==== Data supplied
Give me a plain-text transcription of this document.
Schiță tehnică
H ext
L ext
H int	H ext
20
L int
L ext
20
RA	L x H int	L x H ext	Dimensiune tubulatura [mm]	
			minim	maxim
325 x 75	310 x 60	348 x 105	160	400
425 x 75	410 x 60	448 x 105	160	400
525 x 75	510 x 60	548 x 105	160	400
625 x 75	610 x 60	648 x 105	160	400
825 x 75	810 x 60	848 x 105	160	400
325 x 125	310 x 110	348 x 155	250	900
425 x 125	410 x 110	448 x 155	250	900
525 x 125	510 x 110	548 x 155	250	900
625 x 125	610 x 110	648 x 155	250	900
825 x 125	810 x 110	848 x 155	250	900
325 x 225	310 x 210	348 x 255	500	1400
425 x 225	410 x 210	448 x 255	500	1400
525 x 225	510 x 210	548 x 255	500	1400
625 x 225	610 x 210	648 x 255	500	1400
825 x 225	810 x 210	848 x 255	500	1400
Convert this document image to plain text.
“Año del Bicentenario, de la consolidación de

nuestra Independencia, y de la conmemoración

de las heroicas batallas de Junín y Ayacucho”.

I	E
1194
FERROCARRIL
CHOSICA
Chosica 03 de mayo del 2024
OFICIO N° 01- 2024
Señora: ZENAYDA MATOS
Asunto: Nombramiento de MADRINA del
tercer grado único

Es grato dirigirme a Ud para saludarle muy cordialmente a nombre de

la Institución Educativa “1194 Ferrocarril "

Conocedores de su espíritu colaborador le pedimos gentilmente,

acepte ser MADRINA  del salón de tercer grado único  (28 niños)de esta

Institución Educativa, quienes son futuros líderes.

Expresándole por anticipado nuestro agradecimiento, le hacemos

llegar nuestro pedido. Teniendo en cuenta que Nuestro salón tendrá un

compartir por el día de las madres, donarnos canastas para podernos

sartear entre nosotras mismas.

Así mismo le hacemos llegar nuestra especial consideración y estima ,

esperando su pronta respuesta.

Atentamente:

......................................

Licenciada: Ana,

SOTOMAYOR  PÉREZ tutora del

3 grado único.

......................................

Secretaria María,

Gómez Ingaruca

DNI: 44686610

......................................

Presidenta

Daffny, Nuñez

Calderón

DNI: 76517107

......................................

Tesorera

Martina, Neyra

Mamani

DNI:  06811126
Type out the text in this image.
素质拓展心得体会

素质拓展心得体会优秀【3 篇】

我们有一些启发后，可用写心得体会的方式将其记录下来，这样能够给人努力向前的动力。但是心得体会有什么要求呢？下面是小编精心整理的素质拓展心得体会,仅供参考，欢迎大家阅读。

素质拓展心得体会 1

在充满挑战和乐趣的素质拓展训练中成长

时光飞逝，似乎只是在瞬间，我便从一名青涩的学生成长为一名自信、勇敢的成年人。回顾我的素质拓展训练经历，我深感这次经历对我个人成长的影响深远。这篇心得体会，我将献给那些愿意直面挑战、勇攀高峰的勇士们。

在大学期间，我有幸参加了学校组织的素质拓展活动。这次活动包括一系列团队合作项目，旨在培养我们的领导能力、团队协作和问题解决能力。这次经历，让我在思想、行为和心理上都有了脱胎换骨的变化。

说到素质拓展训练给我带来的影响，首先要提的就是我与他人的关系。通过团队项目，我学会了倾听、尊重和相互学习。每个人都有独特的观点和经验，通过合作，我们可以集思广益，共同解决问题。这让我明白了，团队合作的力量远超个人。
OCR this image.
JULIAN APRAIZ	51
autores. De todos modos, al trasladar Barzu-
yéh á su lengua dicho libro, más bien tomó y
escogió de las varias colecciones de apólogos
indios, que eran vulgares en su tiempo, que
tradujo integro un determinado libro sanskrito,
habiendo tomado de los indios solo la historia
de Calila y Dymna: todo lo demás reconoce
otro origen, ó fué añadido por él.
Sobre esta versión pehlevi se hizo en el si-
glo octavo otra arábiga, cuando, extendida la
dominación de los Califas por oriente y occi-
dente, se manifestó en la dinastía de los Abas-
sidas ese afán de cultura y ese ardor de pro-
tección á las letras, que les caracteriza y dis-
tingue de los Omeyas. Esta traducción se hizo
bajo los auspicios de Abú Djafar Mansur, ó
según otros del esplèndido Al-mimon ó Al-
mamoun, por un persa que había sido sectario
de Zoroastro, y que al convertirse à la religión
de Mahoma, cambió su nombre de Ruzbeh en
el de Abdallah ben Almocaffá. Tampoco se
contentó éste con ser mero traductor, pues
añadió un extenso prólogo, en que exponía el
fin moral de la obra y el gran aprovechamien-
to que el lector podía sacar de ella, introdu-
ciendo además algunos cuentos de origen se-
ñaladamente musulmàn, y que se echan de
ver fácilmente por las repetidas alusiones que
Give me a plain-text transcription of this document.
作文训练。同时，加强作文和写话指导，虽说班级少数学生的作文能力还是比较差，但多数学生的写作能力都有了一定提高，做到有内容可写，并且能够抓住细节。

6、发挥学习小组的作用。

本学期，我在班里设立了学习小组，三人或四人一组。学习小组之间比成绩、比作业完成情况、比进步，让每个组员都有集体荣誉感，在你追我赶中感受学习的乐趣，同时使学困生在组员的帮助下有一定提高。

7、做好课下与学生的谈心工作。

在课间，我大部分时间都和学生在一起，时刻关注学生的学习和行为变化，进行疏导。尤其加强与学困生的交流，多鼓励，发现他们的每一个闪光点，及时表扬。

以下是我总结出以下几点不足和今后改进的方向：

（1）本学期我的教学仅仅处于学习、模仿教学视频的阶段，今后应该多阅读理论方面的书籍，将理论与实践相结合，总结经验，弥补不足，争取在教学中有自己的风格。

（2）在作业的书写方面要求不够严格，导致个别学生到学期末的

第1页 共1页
========
▸ **Written instruction**
Search the entries for the word "nuestro" and copy every line that has it.

▸ **Final result**
Expresándole por anticipado nuestro agradecimiento, le hacemos
llegar nuestro pedido. Teniendo en cuenta que Nuestro salón tendrá un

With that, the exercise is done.